▶ [Task instructions]:
Repeat each entry in full, exactly.

▶ [Recorded data]:
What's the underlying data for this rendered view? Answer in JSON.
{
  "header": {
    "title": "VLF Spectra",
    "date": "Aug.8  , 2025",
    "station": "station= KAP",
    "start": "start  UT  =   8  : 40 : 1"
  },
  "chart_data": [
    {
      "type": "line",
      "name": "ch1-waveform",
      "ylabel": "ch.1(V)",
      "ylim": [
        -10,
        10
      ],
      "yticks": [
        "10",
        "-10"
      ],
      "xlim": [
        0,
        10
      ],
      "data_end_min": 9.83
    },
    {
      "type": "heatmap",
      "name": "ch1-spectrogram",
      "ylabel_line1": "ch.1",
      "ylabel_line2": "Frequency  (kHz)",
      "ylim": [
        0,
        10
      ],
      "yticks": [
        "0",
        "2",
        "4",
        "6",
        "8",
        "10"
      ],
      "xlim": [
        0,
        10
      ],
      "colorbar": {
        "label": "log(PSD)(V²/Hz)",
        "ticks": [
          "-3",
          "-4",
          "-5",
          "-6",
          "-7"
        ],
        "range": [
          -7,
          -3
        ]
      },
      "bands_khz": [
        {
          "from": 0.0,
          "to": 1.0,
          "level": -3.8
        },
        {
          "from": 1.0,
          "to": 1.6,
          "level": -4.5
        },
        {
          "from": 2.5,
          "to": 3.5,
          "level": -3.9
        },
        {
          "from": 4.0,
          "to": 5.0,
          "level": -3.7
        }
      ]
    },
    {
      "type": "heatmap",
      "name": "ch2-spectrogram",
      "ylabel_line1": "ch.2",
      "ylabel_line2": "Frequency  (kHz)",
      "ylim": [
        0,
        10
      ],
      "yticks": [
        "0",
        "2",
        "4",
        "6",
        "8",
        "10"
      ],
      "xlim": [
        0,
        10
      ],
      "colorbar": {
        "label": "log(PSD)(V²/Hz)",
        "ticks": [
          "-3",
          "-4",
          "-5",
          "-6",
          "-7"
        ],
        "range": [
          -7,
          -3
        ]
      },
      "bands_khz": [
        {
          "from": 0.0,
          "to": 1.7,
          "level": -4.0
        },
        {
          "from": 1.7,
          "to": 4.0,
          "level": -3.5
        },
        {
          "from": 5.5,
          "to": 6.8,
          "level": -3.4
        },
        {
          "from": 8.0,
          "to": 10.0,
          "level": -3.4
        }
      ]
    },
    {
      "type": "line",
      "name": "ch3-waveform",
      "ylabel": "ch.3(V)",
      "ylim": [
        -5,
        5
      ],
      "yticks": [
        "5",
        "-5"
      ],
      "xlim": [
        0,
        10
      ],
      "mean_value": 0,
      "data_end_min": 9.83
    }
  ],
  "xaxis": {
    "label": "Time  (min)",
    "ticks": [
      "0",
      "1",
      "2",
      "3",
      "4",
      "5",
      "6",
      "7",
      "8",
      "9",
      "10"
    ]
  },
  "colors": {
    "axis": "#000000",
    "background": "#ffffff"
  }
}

▶ [Exercise solution]:
What's the underlying data for this rendered view? Answer in JSON.
{
  "header": {
    "title": "VLF Spectra",
    "date": "Aug.8  , 2025",
    "station": "station= KAP",
    "start": "start  UT  =   8  : 40 : 1"
  },
  "chart_data": [
    {
      "type": "line",
      "name": "ch1-waveform",
      "ylabel": "ch.1(V)",
      "ylim": [
        -10,
        10
      ],
      "yticks": [
        "10",
        "-10"
      ],
      "xlim": [
        0,
        10
      ],
      "data_end_min": 9.83
    },
    {
      "type": "heatmap",
      "name": "ch1-spectrogram",
      "ylabel_line1": "ch.1",
      "ylabel_line2": "Frequency  (kHz)",
      "ylim": [
        0,
        10
      ],
      "yticks": [
        "0",
        "2",
        "4",
        "6",
        "8",
        "10"
      ],
      "xlim": [
        0,
        10
      ],
      "colorbar": {
        "label": "log(PSD)(V²/Hz)",
        "ticks": [
          "-3",
          "-4",
          "-5",
          "-6",
          "-7"
        ],
        "range": [
          -7,
          -3
        ]
      },
      "bands_khz": [
        {
          "from": 0.0,
          "to": 1.0,
          "level": -3.8
        },
        {
          "from": 1.0,
          "to": 1.6,
          "level": -4.5
        },
        {
          "from": 2.5,
          "to": 3.5,
          "level": -3.9
        },
        {
          "from": 4.0,
          "to": 5.0,
          "level": -3.7
        }
      ]
    },
    {
      "type": "heatmap",
      "name": "ch2-spectrogram",
      "ylabel_line1": "ch.2",
      "ylabel_line2": "Frequency  (kHz)",
      "ylim": [
        0,
        10
      ],
      "yticks": [
        "0",
        "2",
        "4",
        "6",
        "8",
        "10"
      ],
      "xlim": [
        0,
        10
      ],
      "colorbar": {
        "label": "log(PSD)(V²/Hz)",
        "ticks": [
          "-3",
          "-4",
          "-5",
          "-6",
          "-7"
        ],
        "range": [
          -7,
          -3
        ]
      },
      "bands_khz": [
        {
          "from": 0.0,
          "to": 1.7,
          "level": -4.0
        },
        {
          "from": 1.7,
          "to": 4.0,
          "level": -3.5
        },
        {
          "from": 5.5,
          "to": 6.8,
          "level": -3.4
        },
        {
          "from": 8.0,
          "to": 10.0,
          "level": -3.4
        }
      ]
    },
    {
      "type": "line",
      "name": "ch3-waveform",
      "ylabel": "ch.3(V)",
      "ylim": [
        -5,
        5
      ],
      "yticks": [
        "5",
        "-5"
      ],
      "xlim": [
        0,
        10
      ],
      "mean_value": 0,
      "data_end_min": 9.83
    }
  ],
  "xaxis": {
    "label": "Time  (min)",
    "ticks": [
      "0",
      "1",
      "2",
      "3",
      "4",
      "5",
      "6",
      "7",
      "8",
      "9",
      "10"
    ]
  },
  "colors": {
    "axis": "#000000",
    "background": "#ffffff"
  }
}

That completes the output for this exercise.